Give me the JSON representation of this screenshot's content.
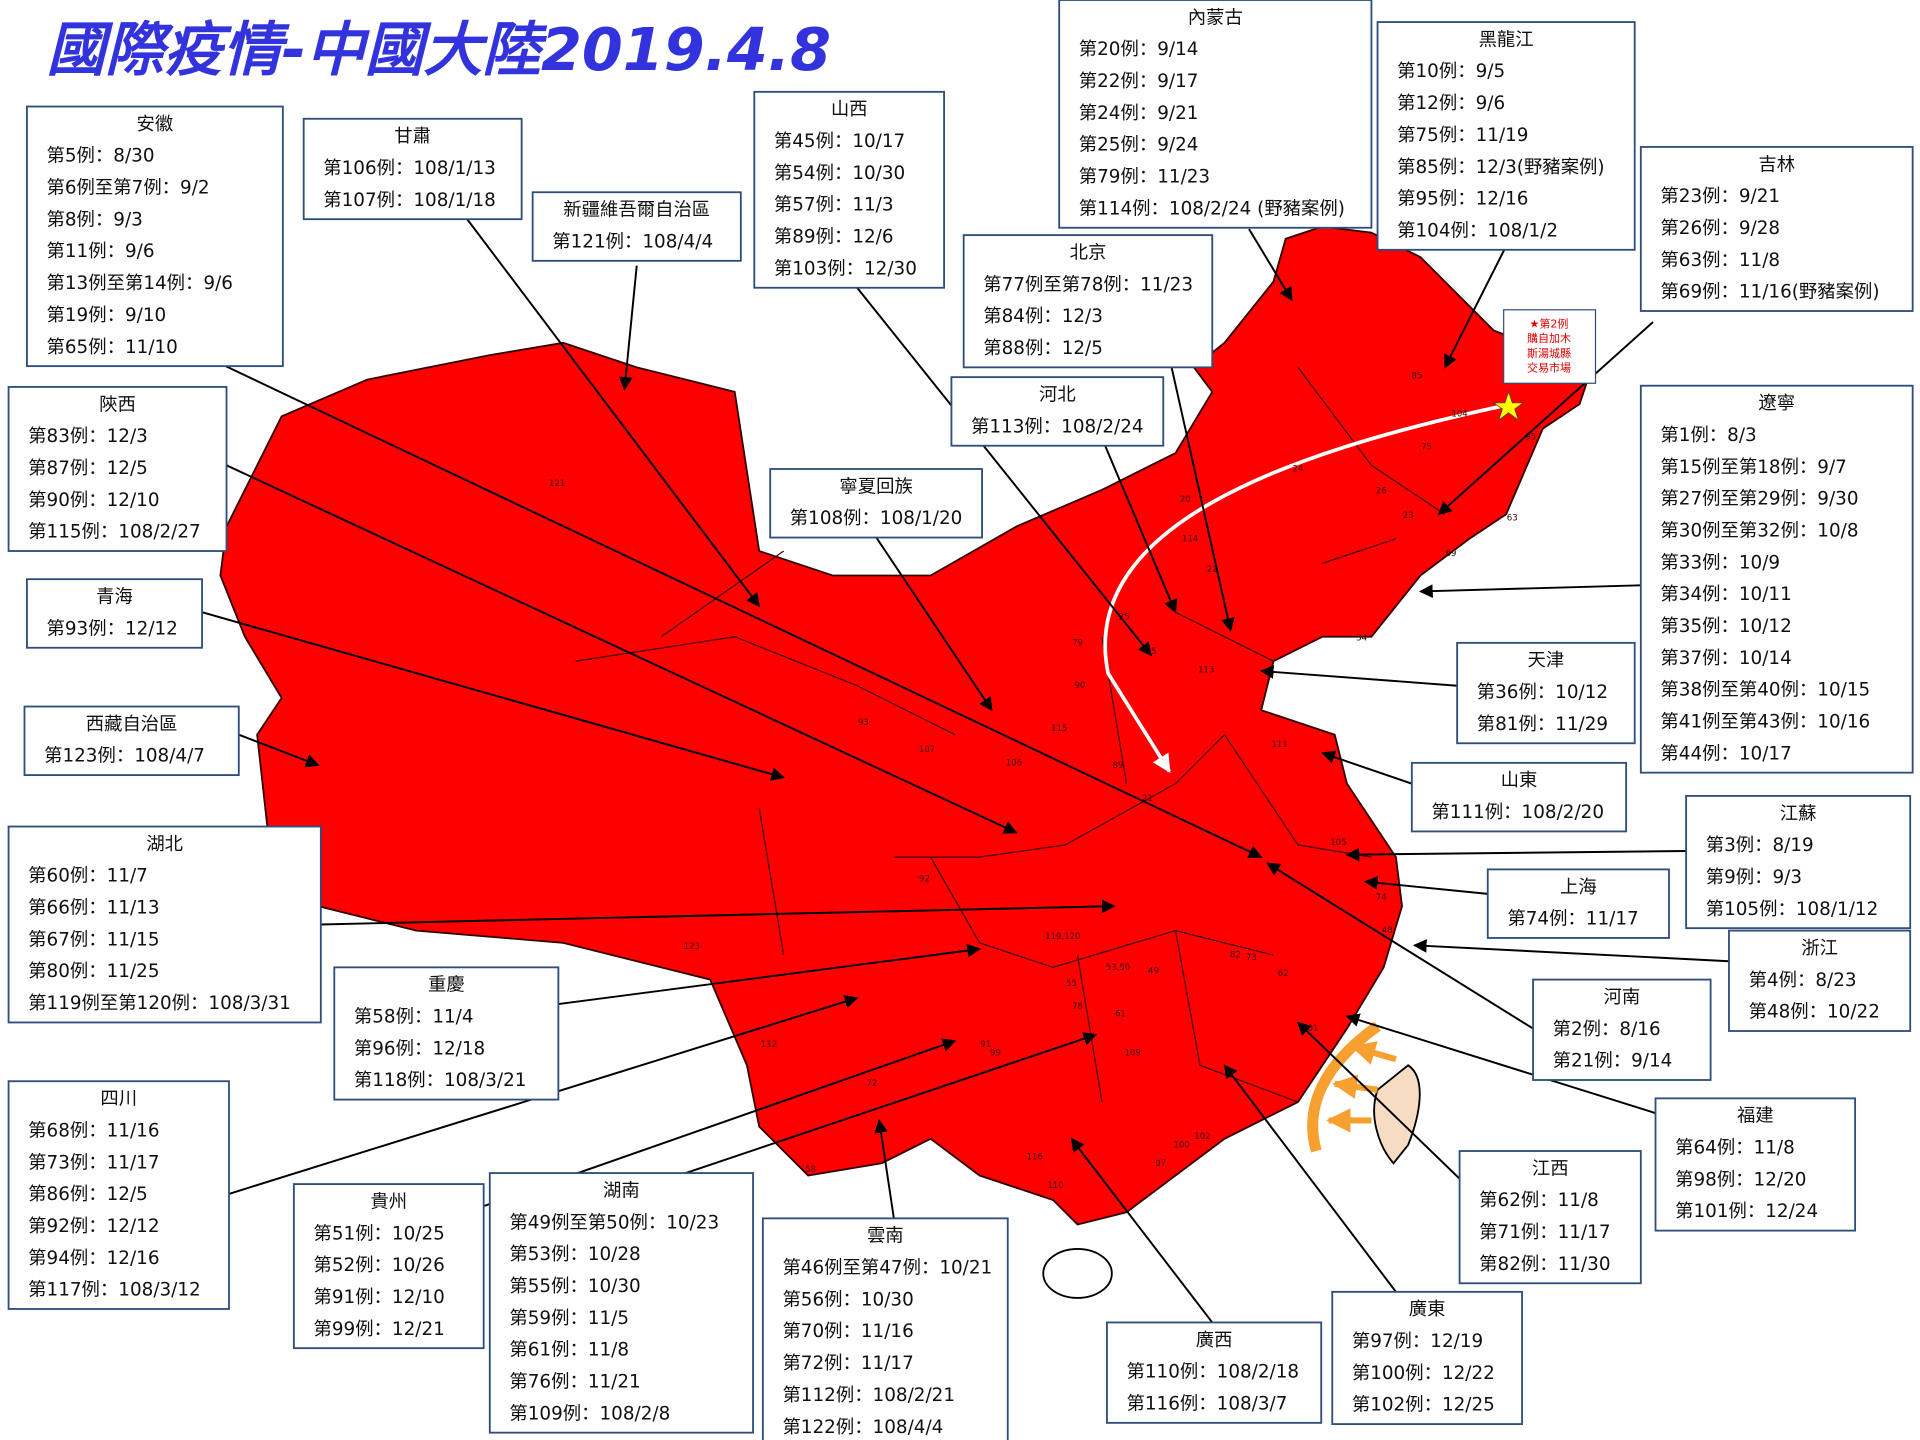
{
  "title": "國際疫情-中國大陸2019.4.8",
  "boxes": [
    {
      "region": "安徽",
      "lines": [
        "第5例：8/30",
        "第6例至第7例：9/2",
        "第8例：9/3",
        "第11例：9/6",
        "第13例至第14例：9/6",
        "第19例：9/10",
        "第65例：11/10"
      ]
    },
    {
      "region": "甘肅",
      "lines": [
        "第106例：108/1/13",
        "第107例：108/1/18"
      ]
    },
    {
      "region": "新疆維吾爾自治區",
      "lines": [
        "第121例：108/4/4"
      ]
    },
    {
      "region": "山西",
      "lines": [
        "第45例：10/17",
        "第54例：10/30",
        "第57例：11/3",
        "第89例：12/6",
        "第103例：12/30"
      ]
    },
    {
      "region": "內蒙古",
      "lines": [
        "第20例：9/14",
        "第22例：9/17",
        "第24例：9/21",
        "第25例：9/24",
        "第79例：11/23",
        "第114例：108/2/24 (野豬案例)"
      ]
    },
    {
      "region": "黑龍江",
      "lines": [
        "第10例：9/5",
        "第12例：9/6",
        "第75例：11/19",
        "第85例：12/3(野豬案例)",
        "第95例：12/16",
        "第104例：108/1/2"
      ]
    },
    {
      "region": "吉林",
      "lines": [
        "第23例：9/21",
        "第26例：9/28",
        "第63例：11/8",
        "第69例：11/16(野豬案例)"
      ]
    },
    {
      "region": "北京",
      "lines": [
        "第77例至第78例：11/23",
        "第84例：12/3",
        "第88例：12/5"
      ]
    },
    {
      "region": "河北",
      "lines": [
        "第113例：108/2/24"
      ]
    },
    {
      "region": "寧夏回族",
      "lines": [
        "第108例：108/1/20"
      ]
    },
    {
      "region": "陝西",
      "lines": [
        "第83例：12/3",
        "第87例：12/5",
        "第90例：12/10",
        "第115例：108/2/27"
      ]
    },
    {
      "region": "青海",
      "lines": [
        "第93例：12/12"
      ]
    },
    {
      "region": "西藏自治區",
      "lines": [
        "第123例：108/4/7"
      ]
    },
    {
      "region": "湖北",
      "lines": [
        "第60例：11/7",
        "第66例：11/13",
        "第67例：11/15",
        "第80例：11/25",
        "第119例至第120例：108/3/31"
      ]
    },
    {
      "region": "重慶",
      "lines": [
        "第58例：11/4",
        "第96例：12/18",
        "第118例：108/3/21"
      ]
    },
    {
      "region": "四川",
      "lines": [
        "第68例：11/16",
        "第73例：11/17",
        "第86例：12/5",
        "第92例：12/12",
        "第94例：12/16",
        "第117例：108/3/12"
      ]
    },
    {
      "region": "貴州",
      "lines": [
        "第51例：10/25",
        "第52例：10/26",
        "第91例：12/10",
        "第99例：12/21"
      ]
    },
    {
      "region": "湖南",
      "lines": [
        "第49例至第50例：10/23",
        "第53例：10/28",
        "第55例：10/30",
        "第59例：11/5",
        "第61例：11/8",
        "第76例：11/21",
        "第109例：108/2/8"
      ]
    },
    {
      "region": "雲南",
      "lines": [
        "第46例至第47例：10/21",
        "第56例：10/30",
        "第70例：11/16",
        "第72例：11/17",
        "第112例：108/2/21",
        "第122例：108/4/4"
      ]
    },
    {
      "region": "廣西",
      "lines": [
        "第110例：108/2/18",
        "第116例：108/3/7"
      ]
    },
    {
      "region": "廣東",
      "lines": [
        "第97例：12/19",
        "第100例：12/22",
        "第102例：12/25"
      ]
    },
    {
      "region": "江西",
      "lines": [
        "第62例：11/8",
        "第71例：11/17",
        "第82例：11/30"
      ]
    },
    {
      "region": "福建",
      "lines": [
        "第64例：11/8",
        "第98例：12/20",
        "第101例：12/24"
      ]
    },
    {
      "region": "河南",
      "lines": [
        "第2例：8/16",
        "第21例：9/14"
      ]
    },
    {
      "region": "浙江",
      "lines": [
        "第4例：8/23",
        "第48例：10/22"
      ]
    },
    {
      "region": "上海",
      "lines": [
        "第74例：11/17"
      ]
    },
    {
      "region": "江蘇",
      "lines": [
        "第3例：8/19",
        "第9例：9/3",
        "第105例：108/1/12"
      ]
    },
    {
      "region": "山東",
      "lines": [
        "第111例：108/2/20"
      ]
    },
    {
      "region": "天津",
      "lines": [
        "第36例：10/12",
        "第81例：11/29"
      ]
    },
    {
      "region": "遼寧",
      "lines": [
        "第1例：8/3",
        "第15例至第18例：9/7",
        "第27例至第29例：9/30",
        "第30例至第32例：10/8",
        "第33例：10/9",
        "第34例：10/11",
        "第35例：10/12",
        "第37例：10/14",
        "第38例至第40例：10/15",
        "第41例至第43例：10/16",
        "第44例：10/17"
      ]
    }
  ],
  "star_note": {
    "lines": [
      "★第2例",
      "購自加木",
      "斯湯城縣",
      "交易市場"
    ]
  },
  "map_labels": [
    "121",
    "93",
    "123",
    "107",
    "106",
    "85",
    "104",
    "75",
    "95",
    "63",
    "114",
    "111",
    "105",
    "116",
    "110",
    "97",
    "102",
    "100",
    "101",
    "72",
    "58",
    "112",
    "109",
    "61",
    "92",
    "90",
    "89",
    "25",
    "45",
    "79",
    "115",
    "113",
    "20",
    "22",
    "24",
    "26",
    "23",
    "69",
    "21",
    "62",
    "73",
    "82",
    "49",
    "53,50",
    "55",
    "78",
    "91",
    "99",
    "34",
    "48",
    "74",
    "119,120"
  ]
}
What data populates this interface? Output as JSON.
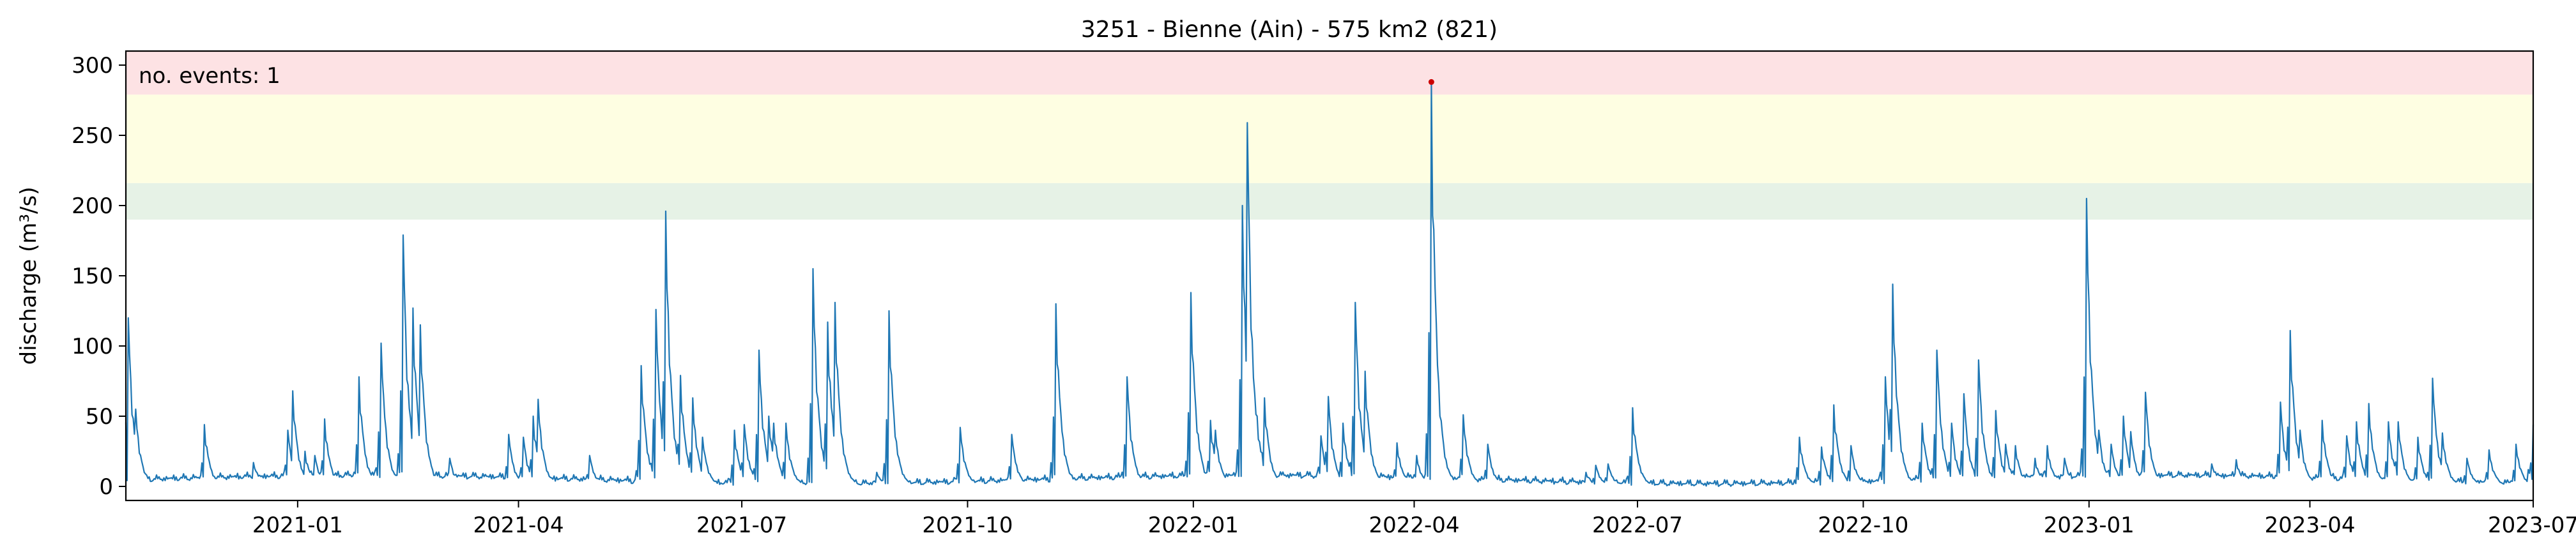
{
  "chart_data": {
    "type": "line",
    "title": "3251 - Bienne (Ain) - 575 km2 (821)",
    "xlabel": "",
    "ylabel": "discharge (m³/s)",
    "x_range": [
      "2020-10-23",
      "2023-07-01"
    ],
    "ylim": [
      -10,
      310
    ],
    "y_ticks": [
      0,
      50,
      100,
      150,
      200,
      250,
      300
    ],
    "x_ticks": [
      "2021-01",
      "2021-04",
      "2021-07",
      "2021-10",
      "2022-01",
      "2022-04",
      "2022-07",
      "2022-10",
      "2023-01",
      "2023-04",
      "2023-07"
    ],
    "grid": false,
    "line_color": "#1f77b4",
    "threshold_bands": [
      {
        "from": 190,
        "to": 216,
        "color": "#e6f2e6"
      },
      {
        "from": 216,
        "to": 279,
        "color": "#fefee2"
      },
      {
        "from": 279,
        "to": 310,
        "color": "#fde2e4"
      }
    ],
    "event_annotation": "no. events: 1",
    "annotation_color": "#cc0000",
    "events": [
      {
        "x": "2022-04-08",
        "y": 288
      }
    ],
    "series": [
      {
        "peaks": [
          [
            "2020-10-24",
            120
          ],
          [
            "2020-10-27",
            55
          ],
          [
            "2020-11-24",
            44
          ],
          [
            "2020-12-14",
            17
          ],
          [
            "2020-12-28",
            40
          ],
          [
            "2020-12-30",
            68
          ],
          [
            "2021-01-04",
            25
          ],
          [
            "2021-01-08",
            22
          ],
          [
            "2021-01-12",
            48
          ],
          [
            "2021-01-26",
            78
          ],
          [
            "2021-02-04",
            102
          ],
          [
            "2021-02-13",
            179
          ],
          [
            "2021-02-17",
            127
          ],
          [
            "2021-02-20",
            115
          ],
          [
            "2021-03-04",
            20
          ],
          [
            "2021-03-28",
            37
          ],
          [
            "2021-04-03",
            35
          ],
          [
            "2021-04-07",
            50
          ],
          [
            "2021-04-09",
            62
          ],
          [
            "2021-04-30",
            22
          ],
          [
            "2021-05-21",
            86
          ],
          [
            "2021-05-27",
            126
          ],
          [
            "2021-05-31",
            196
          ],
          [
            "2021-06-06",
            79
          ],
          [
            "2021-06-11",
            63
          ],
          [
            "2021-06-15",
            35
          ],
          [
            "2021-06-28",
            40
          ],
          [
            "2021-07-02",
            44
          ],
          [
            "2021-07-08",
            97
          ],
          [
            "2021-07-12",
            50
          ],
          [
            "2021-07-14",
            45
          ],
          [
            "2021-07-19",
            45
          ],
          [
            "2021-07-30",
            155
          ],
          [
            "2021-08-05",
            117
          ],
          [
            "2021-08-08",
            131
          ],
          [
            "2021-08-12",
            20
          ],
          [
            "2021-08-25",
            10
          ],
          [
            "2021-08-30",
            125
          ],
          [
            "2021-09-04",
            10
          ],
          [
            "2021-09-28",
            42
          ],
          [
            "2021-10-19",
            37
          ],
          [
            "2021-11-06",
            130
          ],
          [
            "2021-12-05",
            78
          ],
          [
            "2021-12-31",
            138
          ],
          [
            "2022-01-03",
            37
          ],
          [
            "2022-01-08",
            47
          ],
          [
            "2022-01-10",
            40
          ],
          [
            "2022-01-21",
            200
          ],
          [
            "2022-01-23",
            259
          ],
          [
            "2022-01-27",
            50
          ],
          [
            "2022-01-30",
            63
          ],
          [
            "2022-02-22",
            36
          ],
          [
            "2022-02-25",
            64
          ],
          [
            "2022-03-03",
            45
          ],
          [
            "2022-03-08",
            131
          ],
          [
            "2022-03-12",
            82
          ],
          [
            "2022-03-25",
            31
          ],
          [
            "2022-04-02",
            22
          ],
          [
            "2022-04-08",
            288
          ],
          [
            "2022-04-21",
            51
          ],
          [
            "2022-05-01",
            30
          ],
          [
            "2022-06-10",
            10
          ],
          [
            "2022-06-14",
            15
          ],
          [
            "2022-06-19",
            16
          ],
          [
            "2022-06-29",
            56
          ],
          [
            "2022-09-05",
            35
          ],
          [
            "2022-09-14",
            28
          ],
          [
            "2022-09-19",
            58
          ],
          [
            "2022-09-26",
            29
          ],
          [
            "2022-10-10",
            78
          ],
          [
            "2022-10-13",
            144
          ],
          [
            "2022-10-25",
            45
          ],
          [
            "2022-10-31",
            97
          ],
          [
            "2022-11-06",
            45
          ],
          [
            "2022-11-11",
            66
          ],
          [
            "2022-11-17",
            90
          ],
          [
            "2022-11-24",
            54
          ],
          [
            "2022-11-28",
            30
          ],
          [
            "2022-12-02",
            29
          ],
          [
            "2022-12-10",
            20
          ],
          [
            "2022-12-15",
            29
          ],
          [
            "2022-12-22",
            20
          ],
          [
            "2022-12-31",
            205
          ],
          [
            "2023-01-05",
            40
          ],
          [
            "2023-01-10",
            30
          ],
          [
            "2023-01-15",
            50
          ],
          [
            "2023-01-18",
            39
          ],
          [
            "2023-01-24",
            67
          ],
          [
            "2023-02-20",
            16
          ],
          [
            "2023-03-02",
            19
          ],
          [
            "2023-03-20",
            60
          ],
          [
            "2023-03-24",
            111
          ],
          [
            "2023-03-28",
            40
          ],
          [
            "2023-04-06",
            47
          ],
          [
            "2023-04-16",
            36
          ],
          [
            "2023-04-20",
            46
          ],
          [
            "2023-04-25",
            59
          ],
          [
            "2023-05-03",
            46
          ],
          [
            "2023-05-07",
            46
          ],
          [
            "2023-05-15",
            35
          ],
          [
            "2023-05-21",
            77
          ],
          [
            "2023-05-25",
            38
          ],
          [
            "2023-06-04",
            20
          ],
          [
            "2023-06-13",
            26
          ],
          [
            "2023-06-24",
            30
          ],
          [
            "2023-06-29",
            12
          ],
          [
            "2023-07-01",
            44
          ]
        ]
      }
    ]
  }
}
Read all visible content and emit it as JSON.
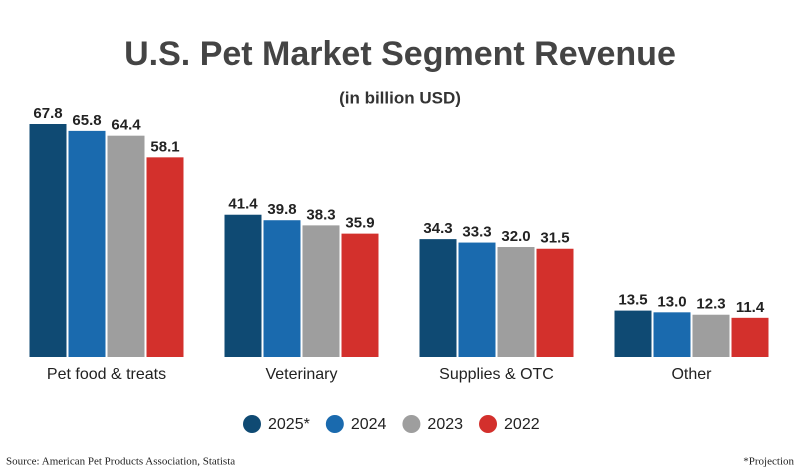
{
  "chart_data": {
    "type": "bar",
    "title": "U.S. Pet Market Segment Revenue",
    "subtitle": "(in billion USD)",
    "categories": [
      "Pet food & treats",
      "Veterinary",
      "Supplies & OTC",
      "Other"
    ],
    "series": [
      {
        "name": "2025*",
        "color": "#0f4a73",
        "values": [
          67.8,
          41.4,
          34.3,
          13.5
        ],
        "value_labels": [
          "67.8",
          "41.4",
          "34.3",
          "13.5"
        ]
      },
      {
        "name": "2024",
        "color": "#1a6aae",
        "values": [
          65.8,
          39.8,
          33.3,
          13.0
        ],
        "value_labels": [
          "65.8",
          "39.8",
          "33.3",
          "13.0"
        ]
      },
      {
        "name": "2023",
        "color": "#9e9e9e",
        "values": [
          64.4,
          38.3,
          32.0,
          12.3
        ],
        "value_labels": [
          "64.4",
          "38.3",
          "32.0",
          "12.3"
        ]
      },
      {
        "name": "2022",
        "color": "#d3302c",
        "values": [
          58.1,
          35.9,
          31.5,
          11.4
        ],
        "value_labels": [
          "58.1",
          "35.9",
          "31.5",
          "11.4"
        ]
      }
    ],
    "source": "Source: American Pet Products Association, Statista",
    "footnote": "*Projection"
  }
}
====================
WORK INSTRUCTIONS: Each line that holds the word "this" is to be copied.

WRITTEN SOLUTION:
Give me the JSON representation of this screenshot's content.
What data populates this interface? Output as JSON.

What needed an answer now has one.